### Exercise requirements
Set the following entries down again exactly, line by line.

-- start of Material for this task --

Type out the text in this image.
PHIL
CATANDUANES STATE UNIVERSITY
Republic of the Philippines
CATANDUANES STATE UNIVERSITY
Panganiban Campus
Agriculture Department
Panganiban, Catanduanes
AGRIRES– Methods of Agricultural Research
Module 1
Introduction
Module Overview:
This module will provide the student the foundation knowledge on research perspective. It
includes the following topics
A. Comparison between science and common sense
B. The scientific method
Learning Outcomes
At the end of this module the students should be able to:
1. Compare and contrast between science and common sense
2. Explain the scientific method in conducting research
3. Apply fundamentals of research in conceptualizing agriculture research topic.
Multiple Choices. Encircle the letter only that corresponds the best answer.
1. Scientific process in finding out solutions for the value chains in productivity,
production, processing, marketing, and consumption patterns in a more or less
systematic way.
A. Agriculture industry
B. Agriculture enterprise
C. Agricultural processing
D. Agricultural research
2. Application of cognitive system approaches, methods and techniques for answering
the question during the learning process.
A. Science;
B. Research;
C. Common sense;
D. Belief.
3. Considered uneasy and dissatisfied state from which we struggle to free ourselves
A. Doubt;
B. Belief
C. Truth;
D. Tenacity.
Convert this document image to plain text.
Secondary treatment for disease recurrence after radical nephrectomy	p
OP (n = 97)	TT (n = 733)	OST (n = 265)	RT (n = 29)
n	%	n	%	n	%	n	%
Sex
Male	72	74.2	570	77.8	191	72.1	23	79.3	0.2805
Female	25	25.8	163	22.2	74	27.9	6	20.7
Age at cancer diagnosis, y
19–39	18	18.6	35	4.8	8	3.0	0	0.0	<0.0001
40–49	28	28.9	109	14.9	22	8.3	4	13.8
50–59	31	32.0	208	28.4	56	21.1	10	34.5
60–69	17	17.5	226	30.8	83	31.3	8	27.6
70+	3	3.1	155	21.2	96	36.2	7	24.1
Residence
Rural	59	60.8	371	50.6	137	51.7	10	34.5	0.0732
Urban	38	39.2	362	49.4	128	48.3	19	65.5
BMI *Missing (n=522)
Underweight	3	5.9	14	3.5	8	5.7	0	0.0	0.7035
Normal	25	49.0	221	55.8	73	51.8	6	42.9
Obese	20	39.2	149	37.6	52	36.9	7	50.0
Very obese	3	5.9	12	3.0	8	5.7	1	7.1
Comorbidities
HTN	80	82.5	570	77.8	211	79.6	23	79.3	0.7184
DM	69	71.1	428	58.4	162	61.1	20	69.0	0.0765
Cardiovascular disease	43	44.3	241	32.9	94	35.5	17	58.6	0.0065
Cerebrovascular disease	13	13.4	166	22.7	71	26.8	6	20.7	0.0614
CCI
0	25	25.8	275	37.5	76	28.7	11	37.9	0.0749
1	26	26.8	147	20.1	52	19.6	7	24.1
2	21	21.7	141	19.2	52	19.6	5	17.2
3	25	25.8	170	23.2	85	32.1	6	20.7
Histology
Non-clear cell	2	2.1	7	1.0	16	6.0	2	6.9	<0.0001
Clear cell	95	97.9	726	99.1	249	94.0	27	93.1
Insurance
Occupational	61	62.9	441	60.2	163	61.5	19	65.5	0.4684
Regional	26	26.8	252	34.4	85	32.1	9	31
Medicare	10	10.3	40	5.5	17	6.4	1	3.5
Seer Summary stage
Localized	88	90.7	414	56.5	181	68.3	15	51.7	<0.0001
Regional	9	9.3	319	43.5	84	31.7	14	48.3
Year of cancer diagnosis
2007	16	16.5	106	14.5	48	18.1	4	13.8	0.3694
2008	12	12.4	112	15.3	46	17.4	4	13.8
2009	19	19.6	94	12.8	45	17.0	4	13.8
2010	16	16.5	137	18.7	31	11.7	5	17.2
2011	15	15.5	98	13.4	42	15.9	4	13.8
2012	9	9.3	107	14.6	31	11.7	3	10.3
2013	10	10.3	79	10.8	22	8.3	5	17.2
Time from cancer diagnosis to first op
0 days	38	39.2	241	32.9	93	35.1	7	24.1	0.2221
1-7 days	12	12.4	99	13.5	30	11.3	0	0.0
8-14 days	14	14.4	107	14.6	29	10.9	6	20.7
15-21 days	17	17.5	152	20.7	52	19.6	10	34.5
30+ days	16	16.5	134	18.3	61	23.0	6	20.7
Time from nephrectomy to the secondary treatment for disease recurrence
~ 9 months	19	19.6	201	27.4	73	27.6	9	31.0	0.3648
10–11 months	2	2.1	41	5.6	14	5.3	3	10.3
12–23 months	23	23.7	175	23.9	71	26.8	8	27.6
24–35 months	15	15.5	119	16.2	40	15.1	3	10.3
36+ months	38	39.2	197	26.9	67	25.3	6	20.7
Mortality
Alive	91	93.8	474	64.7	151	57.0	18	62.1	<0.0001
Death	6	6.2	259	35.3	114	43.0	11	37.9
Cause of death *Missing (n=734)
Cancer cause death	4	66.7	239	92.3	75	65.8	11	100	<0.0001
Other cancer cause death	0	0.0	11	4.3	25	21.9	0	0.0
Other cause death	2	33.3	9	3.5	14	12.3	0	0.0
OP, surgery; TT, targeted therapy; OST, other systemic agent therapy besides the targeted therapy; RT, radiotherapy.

-- end of Material for this task --

### Task result
Type out the text in this image.
PHIL
CATANDUANES STATE UNIVERSITY
Republic of the Philippines
CATANDUANES STATE UNIVERSITY
Panganiban Campus
Agriculture Department
Panganiban, Catanduanes
AGRIRES– Methods of Agricultural Research
Module 1
Introduction
Module Overview:
This module will provide the student the foundation knowledge on research perspective. It
includes the following topics
A. Comparison between science and common sense
B. The scientific method
Learning Outcomes
At the end of this module the students should be able to:
1. Compare and contrast between science and common sense
2. Explain the scientific method in conducting research
3. Apply fundamentals of research in conceptualizing agriculture research topic.
Multiple Choices. Encircle the letter only that corresponds the best answer.
1. Scientific process in finding out solutions for the value chains in productivity,
production, processing, marketing, and consumption patterns in a more or less
systematic way.
A. Agriculture industry
B. Agriculture enterprise
C. Agricultural processing
D. Agricultural research
2. Application of cognitive system approaches, methods and techniques for answering
the question during the learning process.
A. Science;
B. Research;
C. Common sense;
D. Belief.
3. Considered uneasy and dissatisfied state from which we struggle to free ourselves
A. Doubt;
B. Belief
C. Truth;
D. Tenacity.
Convert this document image to plain text.
Secondary treatment for disease recurrence after radical nephrectomy	p
OP (n = 97)	TT (n = 733)	OST (n = 265)	RT (n = 29)
n	%	n	%	n	%	n	%
Sex
Male	72	74.2	570	77.8	191	72.1	23	79.3	0.2805
Female	25	25.8	163	22.2	74	27.9	6	20.7
Age at cancer diagnosis, y
19–39	18	18.6	35	4.8	8	3.0	0	0.0	<0.0001
40–49	28	28.9	109	14.9	22	8.3	4	13.8
50–59	31	32.0	208	28.4	56	21.1	10	34.5
60–69	17	17.5	226	30.8	83	31.3	8	27.6
70+	3	3.1	155	21.2	96	36.2	7	24.1
Residence
Rural	59	60.8	371	50.6	137	51.7	10	34.5	0.0732
Urban	38	39.2	362	49.4	128	48.3	19	65.5
BMI *Missing (n=522)
Underweight	3	5.9	14	3.5	8	5.7	0	0.0	0.7035
Normal	25	49.0	221	55.8	73	51.8	6	42.9
Obese	20	39.2	149	37.6	52	36.9	7	50.0
Very obese	3	5.9	12	3.0	8	5.7	1	7.1
Comorbidities
HTN	80	82.5	570	77.8	211	79.6	23	79.3	0.7184
DM	69	71.1	428	58.4	162	61.1	20	69.0	0.0765
Cardiovascular disease	43	44.3	241	32.9	94	35.5	17	58.6	0.0065
Cerebrovascular disease	13	13.4	166	22.7	71	26.8	6	20.7	0.0614
CCI
0	25	25.8	275	37.5	76	28.7	11	37.9	0.0749
1	26	26.8	147	20.1	52	19.6	7	24.1
2	21	21.7	141	19.2	52	19.6	5	17.2
3	25	25.8	170	23.2	85	32.1	6	20.7
Histology
Non-clear cell	2	2.1	7	1.0	16	6.0	2	6.9	<0.0001
Clear cell	95	97.9	726	99.1	249	94.0	27	93.1
Insurance
Occupational	61	62.9	441	60.2	163	61.5	19	65.5	0.4684
Regional	26	26.8	252	34.4	85	32.1	9	31
Medicare	10	10.3	40	5.5	17	6.4	1	3.5
Seer Summary stage
Localized	88	90.7	414	56.5	181	68.3	15	51.7	<0.0001
Regional	9	9.3	319	43.5	84	31.7	14	48.3
Year of cancer diagnosis
2007	16	16.5	106	14.5	48	18.1	4	13.8	0.3694
2008	12	12.4	112	15.3	46	17.4	4	13.8
2009	19	19.6	94	12.8	45	17.0	4	13.8
2010	16	16.5	137	18.7	31	11.7	5	17.2
2011	15	15.5	98	13.4	42	15.9	4	13.8
2012	9	9.3	107	14.6	31	11.7	3	10.3
2013	10	10.3	79	10.8	22	8.3	5	17.2
Time from cancer diagnosis to first op
0 days	38	39.2	241	32.9	93	35.1	7	24.1	0.2221
1-7 days	12	12.4	99	13.5	30	11.3	0	0.0
8-14 days	14	14.4	107	14.6	29	10.9	6	20.7
15-21 days	17	17.5	152	20.7	52	19.6	10	34.5
30+ days	16	16.5	134	18.3	61	23.0	6	20.7
Time from nephrectomy to the secondary treatment for disease recurrence
~ 9 months	19	19.6	201	27.4	73	27.6	9	31.0	0.3648
10–11 months	2	2.1	41	5.6	14	5.3	3	10.3
12–23 months	23	23.7	175	23.9	71	26.8	8	27.6
24–35 months	15	15.5	119	16.2	40	15.1	3	10.3
36+ months	38	39.2	197	26.9	67	25.3	6	20.7
Mortality
Alive	91	93.8	474	64.7	151	57.0	18	62.1	<0.0001
Death	6	6.2	259	35.3	114	43.0	11	37.9
Cause of death *Missing (n=734)
Cancer cause death	4	66.7	239	92.3	75	65.8	11	100	<0.0001
Other cancer cause death	0	0.0	11	4.3	25	21.9	0	0.0
Other cause death	2	33.3	9	3.5	14	12.3	0	0.0
OP, surgery; TT, targeted therapy; OST, other systemic agent therapy besides the targeted therapy; RT, radiotherapy.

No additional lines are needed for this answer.